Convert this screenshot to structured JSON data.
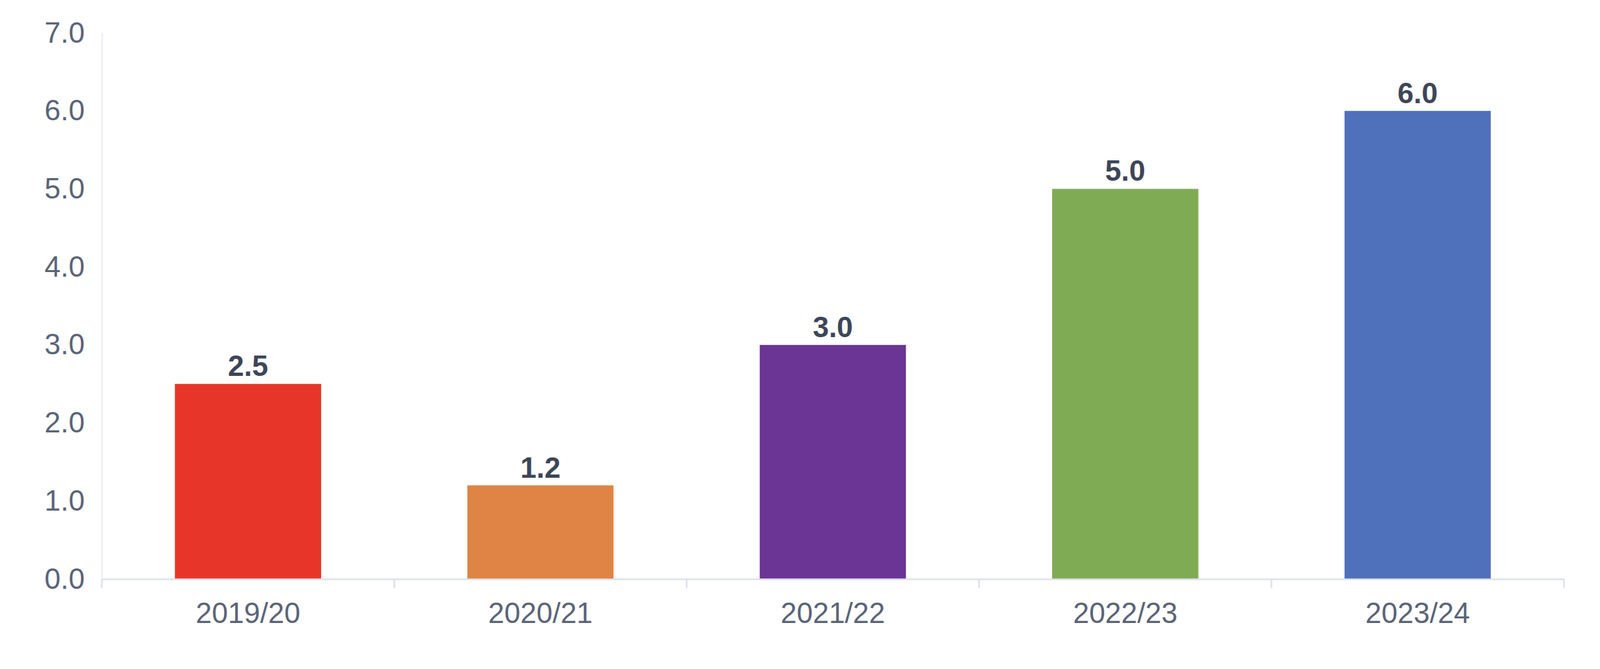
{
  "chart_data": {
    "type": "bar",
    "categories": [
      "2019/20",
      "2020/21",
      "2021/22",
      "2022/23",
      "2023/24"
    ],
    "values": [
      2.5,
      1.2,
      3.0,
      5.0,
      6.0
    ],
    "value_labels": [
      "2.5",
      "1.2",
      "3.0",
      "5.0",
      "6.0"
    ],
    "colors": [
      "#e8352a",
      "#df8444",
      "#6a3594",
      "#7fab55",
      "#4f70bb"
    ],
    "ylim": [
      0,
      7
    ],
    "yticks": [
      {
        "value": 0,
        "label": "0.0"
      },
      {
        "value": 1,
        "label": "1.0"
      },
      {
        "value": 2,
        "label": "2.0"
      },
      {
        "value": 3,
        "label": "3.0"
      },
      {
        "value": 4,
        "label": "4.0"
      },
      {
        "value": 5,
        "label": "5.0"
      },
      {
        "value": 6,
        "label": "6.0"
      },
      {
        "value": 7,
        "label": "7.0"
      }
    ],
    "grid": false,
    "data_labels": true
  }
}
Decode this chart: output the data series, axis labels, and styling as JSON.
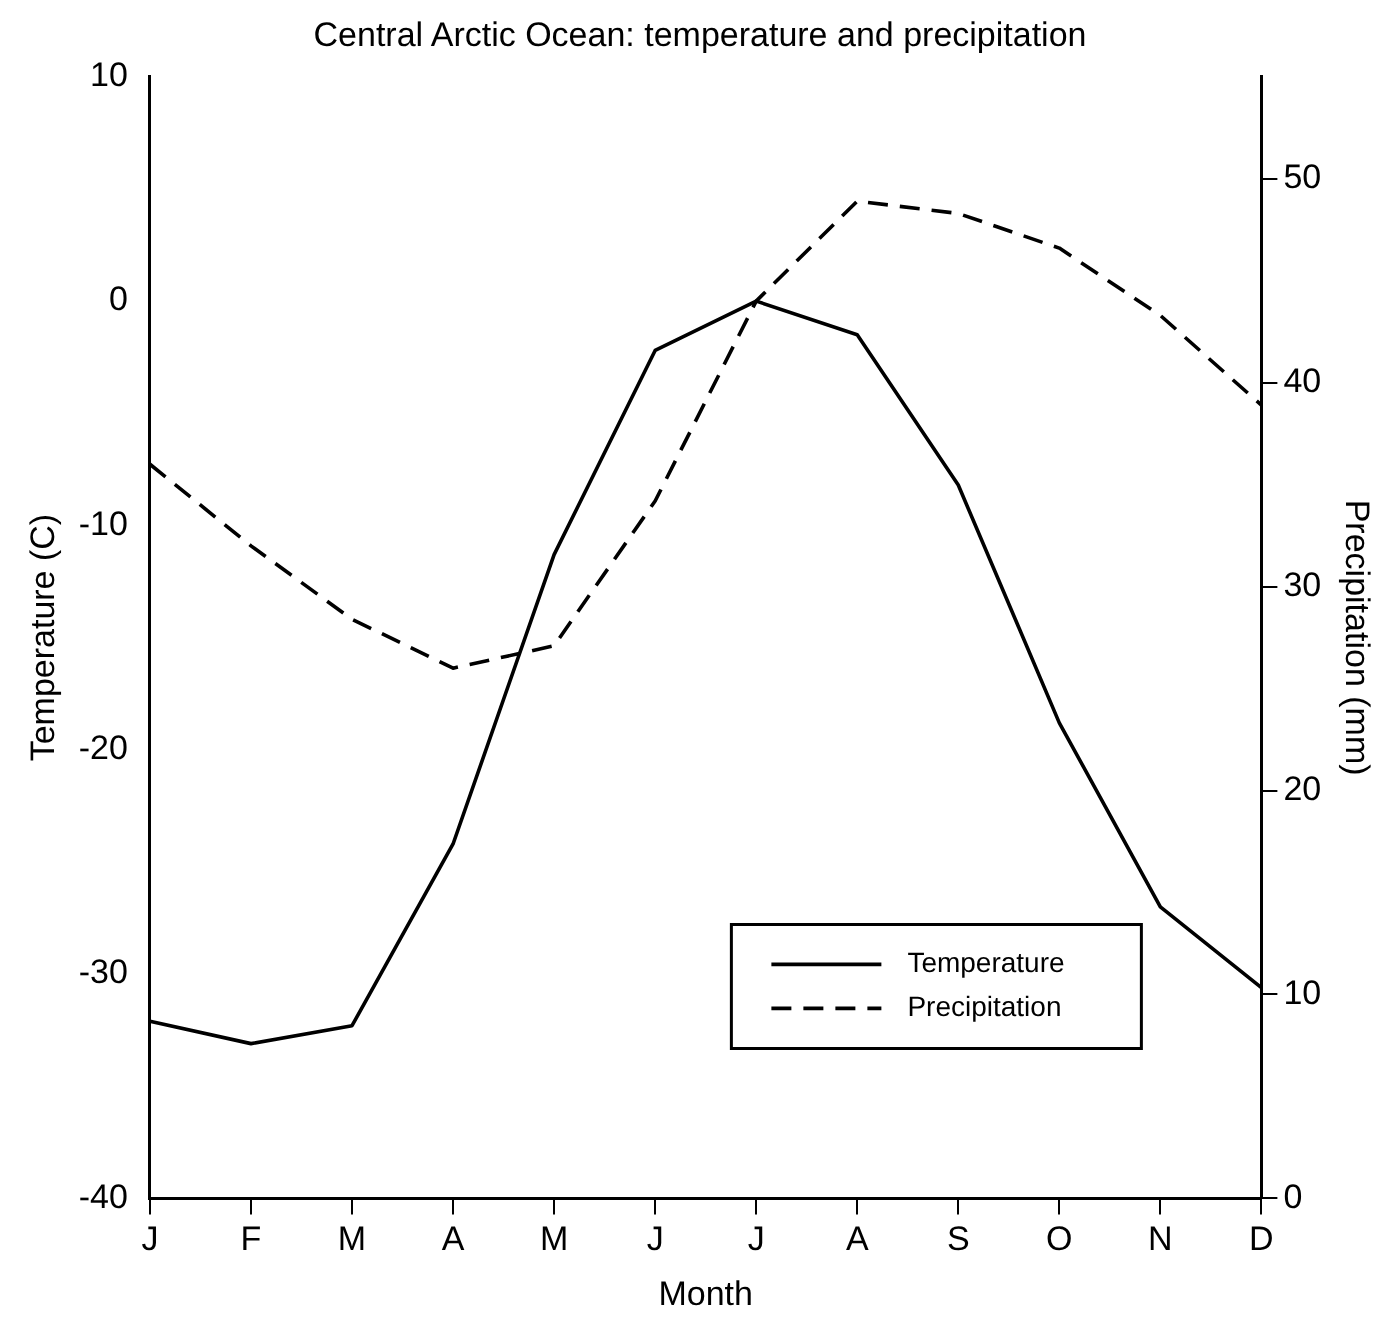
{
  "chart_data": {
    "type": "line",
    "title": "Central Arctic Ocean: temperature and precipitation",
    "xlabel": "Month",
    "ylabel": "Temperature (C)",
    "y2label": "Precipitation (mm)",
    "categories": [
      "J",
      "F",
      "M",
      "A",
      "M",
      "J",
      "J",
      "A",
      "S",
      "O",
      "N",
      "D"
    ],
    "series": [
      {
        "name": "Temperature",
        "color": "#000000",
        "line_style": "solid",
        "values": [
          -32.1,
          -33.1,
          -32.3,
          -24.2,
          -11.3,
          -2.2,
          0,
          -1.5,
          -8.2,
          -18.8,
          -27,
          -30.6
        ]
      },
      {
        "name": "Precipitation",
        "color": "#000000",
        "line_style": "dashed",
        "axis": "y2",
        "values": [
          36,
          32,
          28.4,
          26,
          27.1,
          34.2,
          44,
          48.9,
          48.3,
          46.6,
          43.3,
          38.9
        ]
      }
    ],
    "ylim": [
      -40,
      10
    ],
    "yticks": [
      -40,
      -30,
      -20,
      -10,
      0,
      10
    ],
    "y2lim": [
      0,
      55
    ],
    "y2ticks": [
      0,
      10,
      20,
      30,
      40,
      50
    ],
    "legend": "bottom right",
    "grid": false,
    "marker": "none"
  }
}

:::::

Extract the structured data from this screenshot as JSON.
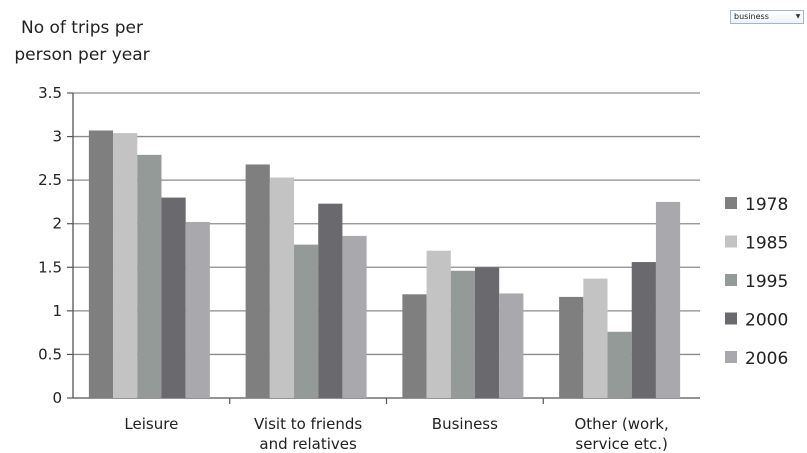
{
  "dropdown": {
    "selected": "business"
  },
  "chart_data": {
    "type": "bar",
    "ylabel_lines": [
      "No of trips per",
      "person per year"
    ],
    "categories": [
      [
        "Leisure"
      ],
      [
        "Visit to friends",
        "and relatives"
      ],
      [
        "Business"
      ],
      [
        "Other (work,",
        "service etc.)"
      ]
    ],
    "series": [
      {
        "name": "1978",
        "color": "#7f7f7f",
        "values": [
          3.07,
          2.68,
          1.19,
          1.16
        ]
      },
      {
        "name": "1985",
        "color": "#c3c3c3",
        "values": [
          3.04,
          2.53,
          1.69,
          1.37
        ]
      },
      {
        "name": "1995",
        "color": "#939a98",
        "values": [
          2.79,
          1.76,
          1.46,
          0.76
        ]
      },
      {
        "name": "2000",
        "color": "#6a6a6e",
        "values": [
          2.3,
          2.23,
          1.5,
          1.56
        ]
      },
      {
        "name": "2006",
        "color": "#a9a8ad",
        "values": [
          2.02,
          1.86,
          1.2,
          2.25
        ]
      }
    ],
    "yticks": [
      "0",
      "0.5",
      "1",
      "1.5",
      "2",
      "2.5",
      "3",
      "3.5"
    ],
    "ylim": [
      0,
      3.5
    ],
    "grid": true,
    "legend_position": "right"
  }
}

:::::

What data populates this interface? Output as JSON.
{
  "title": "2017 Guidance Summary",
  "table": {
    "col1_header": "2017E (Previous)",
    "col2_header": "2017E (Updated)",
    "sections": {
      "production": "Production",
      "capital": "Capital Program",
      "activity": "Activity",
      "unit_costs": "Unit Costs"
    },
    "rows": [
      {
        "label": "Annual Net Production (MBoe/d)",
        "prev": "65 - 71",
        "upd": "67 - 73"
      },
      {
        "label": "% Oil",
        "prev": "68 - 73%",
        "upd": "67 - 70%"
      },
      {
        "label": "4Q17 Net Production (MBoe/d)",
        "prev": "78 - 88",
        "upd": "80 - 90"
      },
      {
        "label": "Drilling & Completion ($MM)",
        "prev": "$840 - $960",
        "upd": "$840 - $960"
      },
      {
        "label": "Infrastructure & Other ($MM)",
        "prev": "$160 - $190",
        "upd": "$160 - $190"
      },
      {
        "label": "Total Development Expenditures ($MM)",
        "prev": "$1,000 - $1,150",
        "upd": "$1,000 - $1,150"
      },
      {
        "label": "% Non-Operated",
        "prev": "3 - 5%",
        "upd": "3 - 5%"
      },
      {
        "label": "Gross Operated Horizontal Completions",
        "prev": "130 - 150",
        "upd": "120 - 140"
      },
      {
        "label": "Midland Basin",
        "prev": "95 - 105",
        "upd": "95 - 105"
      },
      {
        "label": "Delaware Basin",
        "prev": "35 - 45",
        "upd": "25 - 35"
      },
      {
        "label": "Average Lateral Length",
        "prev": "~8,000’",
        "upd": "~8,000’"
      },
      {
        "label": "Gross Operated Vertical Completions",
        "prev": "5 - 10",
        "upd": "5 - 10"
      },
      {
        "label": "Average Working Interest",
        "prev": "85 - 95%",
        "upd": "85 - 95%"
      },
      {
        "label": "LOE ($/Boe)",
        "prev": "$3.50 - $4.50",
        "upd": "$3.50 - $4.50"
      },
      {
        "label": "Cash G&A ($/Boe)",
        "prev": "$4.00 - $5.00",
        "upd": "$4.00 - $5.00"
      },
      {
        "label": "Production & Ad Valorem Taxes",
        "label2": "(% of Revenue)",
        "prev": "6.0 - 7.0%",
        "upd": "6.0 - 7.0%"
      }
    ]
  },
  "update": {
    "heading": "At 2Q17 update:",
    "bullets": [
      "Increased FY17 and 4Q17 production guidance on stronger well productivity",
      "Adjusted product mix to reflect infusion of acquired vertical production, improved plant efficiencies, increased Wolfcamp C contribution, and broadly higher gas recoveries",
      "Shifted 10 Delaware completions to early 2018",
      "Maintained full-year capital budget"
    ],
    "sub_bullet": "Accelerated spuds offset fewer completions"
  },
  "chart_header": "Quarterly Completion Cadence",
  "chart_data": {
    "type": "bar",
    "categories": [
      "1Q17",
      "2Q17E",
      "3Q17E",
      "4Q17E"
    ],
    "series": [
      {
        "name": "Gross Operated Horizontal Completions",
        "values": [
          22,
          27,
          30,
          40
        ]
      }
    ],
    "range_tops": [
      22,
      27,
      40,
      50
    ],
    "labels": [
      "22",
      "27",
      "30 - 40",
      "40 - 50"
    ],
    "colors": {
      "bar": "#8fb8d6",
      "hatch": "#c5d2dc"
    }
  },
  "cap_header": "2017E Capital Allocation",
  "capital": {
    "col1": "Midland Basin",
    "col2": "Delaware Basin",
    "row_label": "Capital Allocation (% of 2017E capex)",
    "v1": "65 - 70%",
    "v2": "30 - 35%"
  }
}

:::::

▶ [Written instruction]:
Copy each line holding the word "Gross" from the listing above.

▶ [Final result]:
        "label": "Gross Operated Horizontal Completions",
        "label": "Gross Operated Vertical Completions",
        "name": "Gross Operated Horizontal Completions",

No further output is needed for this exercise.